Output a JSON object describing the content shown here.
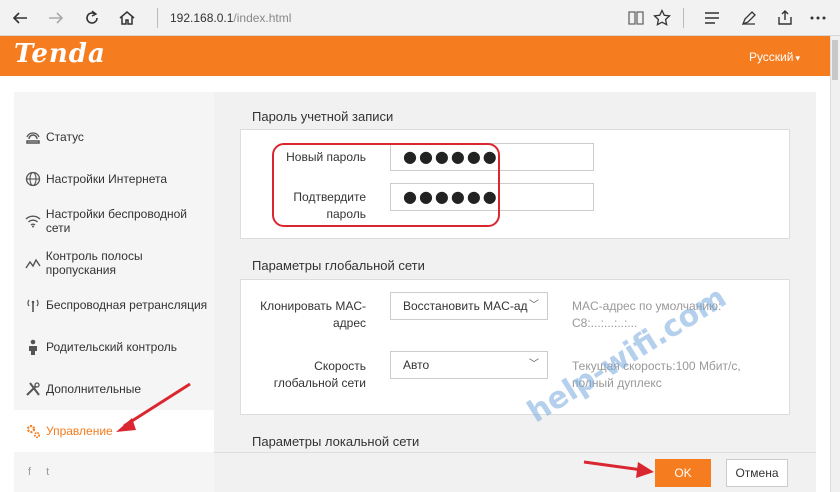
{
  "browser": {
    "address_host": "192.168.0.1",
    "address_path": "/index.html"
  },
  "header": {
    "logo": "Tenda",
    "language": "Русский"
  },
  "sidebar": {
    "items": [
      {
        "label": "Статус",
        "icon": "status-icon"
      },
      {
        "label": "Настройки Интернета",
        "icon": "globe-icon"
      },
      {
        "label": "Настройки беспроводной сети",
        "icon": "wifi-icon"
      },
      {
        "label": "Контроль полосы пропускания",
        "icon": "bandwidth-icon"
      },
      {
        "label": "Беспроводная ретрансляция",
        "icon": "antenna-icon"
      },
      {
        "label": "Родительский контроль",
        "icon": "parent-icon"
      },
      {
        "label": "Дополнительные",
        "icon": "tools-icon"
      },
      {
        "label": "Управление",
        "icon": "gears-icon",
        "active": true
      }
    ],
    "social": "f  t"
  },
  "account_password": {
    "title": "Пароль учетной записи",
    "new_password_label": "Новый пароль",
    "new_password_value": "●●●●●●",
    "confirm_label_line1": "Подтвердите",
    "confirm_label_line2": "пароль",
    "confirm_value": "●●●●●●"
  },
  "wan": {
    "title": "Параметры глобальной сети",
    "clone_label_line1": "Клонировать MAC-",
    "clone_label_line2": "адрес",
    "clone_value": "Восстановить MAC-ад",
    "clone_hint_line1": "MAC-адрес по умолчанию:",
    "clone_hint_line2": "C8:...:...:..:...",
    "speed_label_line1": "Скорость",
    "speed_label_line2": "глобальной сети",
    "speed_value": "Авто",
    "speed_hint_line1": "Текущая скорость:100 Мбит/с,",
    "speed_hint_line2": "полный дуплекс"
  },
  "lan": {
    "title": "Параметры локальной сети"
  },
  "buttons": {
    "ok": "OK",
    "cancel": "Отмена"
  },
  "watermark": "help-wifi.com",
  "colors": {
    "brand": "#f57c1f",
    "highlight": "#d9262f"
  }
}
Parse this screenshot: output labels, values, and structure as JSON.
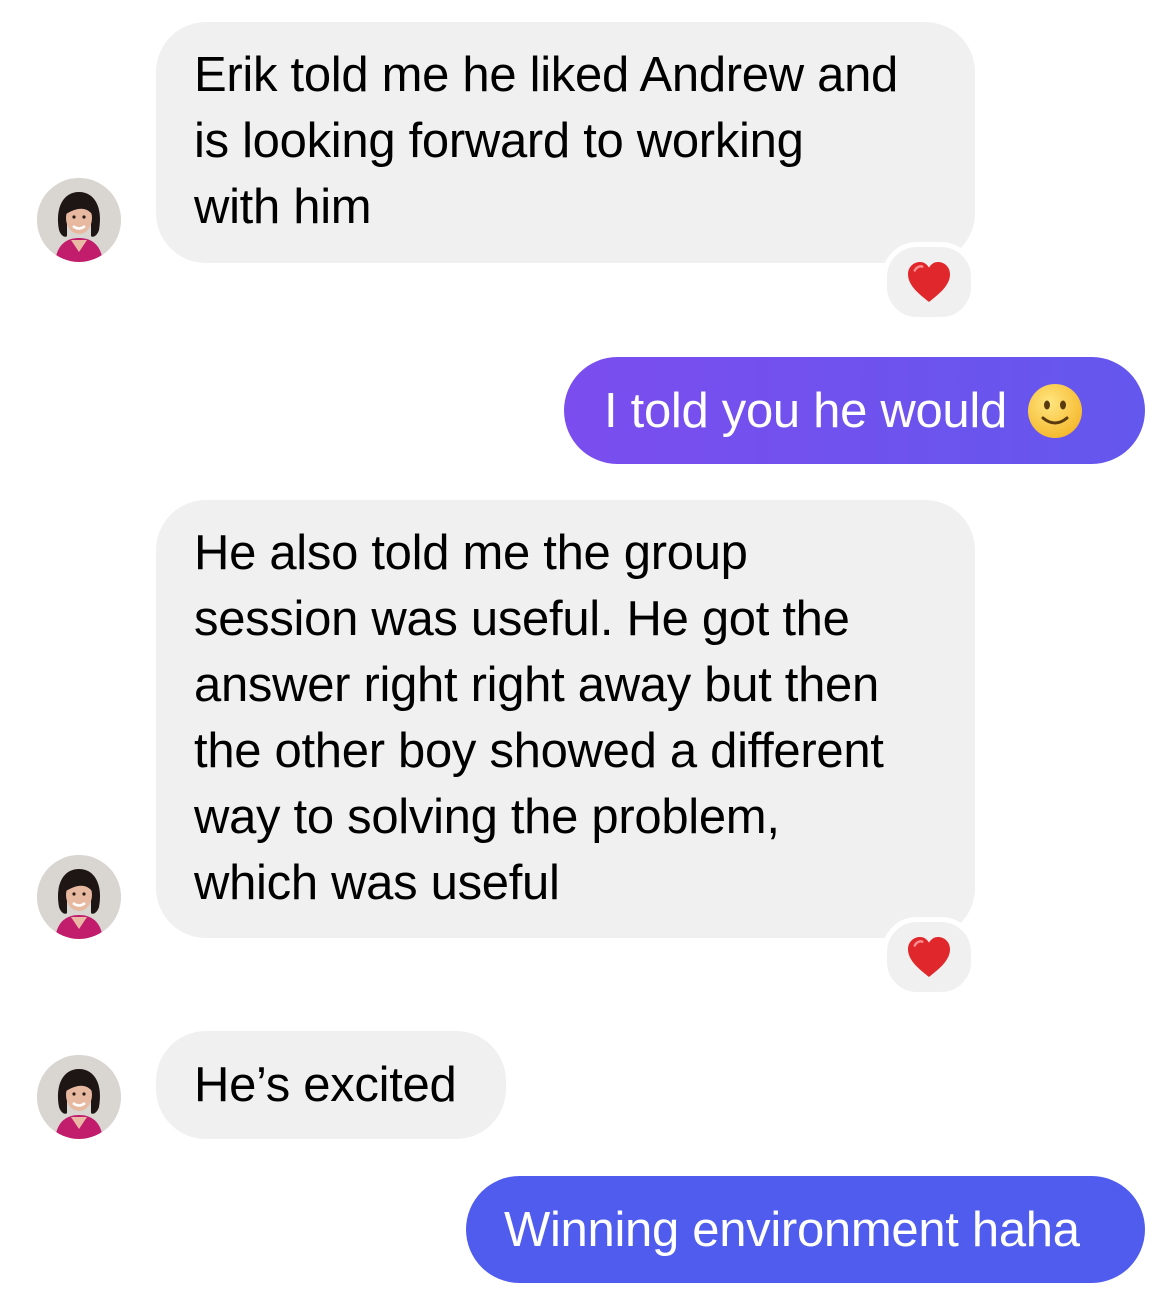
{
  "conversation": {
    "colors": {
      "incoming_bubble": "#f0f0f0",
      "outgoing_gradient_start": "#7b4dee",
      "outgoing_gradient_end": "#5a5cee",
      "outgoing_bubble_2": "#4f5cee",
      "reaction_heart": "#e0272b"
    },
    "messages": [
      {
        "direction": "incoming",
        "lines": [
          "Erik told me he liked Andrew and",
          "is looking forward to working",
          "with him"
        ],
        "reaction": "heart-icon"
      },
      {
        "direction": "outgoing",
        "text": "I told you he would",
        "emoji": "slightly-smiling-face-icon"
      },
      {
        "direction": "incoming",
        "lines": [
          "He also told me the group",
          "session was useful. He got the",
          "answer right right away but then",
          "the other boy showed a different",
          "way to solving the problem,",
          "which was useful"
        ],
        "reaction": "heart-icon"
      },
      {
        "direction": "incoming",
        "text": "He’s excited"
      },
      {
        "direction": "outgoing",
        "text": "Winning environment haha"
      }
    ]
  }
}
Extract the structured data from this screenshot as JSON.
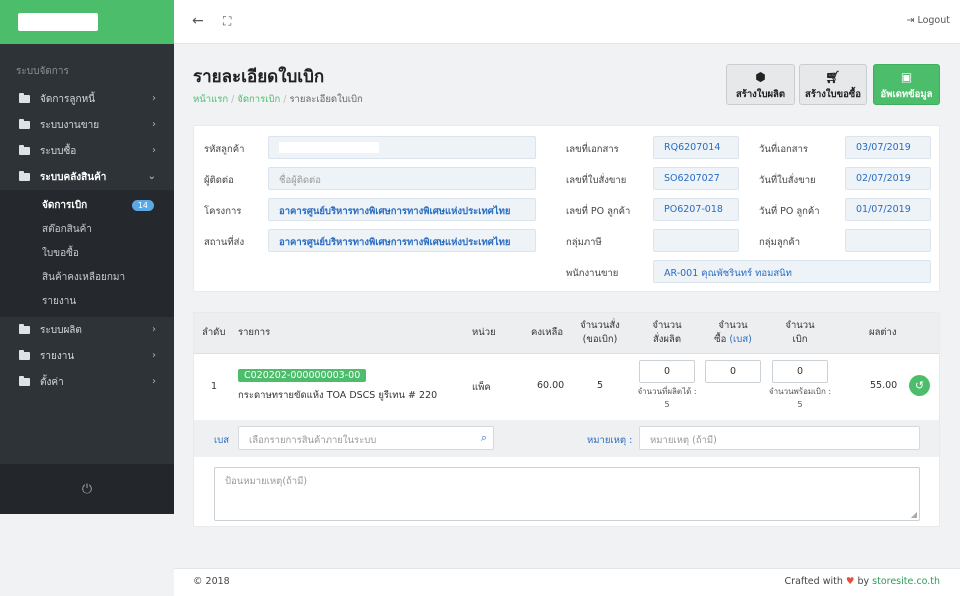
━━━━━━━━━━━━━━━━
List the lines of the entries that include "title".

    "title": "Пароль учетной записи",
    "title": "Параметры глобальной сети",
    "title": "Параметры локальной сети"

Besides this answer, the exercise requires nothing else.